» Task requirements
Find the lines holding the string "chains" in the data, then copy all of them.

» Items
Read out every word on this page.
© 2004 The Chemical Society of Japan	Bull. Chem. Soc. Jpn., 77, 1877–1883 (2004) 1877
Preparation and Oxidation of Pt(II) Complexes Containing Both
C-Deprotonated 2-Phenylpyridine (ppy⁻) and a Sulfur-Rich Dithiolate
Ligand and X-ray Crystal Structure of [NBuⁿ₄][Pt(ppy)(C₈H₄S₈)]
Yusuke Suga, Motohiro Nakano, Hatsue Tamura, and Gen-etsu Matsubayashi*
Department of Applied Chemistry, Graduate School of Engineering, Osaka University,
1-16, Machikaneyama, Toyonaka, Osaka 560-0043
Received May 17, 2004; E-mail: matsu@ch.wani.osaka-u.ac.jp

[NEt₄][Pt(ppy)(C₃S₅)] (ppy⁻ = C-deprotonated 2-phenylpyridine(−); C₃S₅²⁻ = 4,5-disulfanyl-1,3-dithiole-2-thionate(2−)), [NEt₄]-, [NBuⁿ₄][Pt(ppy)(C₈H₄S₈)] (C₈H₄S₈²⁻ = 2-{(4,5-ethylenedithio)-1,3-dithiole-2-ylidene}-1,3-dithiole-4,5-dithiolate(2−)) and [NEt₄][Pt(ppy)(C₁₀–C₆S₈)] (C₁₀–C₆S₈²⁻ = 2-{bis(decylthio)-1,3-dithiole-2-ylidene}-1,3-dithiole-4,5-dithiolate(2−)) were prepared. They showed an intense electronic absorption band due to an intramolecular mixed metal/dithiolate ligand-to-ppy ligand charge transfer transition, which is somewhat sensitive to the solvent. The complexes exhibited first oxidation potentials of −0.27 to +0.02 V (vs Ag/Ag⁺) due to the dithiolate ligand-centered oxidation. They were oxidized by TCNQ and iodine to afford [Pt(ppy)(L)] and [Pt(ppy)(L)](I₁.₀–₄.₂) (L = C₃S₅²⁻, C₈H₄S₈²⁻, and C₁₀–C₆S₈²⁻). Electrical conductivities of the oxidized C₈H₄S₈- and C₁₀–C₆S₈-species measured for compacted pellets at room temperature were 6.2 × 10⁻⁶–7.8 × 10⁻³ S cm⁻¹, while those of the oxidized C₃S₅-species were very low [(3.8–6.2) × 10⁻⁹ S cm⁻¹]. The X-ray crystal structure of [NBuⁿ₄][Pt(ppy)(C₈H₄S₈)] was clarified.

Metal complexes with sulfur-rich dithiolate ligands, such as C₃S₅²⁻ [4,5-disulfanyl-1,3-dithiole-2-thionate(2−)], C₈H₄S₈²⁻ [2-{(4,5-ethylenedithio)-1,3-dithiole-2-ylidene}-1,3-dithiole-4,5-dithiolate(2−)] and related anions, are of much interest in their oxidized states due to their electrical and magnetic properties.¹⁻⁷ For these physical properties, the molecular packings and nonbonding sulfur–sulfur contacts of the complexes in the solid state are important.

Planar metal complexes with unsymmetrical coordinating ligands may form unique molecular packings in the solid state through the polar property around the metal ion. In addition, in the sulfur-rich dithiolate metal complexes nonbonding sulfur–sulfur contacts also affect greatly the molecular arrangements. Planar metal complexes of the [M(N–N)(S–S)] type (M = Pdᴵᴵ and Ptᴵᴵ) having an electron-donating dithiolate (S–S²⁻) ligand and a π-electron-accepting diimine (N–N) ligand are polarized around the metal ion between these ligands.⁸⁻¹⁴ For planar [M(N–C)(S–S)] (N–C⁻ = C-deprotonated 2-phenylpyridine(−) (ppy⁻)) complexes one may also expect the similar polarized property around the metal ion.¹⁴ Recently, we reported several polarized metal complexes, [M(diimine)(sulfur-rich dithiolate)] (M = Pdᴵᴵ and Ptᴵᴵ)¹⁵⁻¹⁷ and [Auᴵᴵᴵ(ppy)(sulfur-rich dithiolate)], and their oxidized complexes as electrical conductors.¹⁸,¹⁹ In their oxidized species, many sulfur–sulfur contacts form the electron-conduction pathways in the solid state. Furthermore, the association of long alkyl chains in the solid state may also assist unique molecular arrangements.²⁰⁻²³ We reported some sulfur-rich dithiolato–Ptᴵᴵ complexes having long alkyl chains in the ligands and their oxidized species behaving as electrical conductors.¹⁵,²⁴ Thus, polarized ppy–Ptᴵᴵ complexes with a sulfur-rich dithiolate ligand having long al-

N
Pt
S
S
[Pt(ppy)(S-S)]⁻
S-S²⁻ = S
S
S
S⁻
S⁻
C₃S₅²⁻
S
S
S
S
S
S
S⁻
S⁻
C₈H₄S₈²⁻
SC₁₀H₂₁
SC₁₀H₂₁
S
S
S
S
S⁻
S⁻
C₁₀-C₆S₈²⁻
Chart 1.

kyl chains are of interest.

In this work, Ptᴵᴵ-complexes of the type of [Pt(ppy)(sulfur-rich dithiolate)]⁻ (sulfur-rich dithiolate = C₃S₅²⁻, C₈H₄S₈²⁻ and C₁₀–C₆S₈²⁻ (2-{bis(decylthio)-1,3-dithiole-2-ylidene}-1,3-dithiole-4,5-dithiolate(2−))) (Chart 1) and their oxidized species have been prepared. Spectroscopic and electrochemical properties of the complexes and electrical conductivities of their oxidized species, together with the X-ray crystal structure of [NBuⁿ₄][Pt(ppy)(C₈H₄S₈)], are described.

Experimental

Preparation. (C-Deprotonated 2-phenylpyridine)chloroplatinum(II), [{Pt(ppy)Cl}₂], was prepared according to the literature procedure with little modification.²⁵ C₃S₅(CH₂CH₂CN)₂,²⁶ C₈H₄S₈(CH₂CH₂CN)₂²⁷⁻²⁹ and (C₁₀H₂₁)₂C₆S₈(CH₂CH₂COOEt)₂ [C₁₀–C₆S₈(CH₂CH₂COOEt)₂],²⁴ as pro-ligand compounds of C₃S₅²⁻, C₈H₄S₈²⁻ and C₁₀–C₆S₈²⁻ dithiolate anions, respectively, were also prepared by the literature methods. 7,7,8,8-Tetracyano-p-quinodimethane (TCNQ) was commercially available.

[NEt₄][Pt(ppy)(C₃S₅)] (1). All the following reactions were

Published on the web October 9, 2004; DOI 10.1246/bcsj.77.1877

» Answer to this problem
Planar metal complexes with unsymmetrical coordinating ligands may form unique molecular packings in the solid state through the polar property around the metal ion. In addition, in the sulfur-rich dithiolate metal complexes nonbonding sulfur–sulfur contacts also affect greatly the molecular arrangements. Planar metal complexes of the [M(N–N)(S–S)] type (M = Pdᴵᴵ and Ptᴵᴵ) having an electron-donating dithiolate (S–S²⁻) ligand and a π-electron-accepting diimine (N–N) ligand are polarized around the metal ion between these ligands.⁸⁻¹⁴ For planar [M(N–C)(S–S)] (N–C⁻ = C-deprotonated 2-phenylpyridine(−) (ppy⁻)) complexes one may also expect the similar polarized property around the metal ion.¹⁴ Recently, we reported several polarized metal complexes, [M(diimine)(sulfur-rich dithiolate)] (M = Pdᴵᴵ and Ptᴵᴵ)¹⁵⁻¹⁷ and [Auᴵᴵᴵ(ppy)(sulfur-rich dithiolate)], and their oxidized complexes as electrical conductors.¹⁸,¹⁹ In their oxidized species, many sulfur–sulfur contacts form the electron-conduction pathways in the solid state. Furthermore, the association of long alkyl chains in the solid state may also assist unique molecular arrangements.²⁰⁻²³ We reported some sulfur-rich dithiolato–Ptᴵᴵ complexes having long alkyl chains in the ligands and their oxidized species behaving as electrical conductors.¹⁵,²⁴ Thus, polarized ppy–Ptᴵᴵ complexes with a sulfur-rich dithiolate ligand having long al-
kyl chains are of interest.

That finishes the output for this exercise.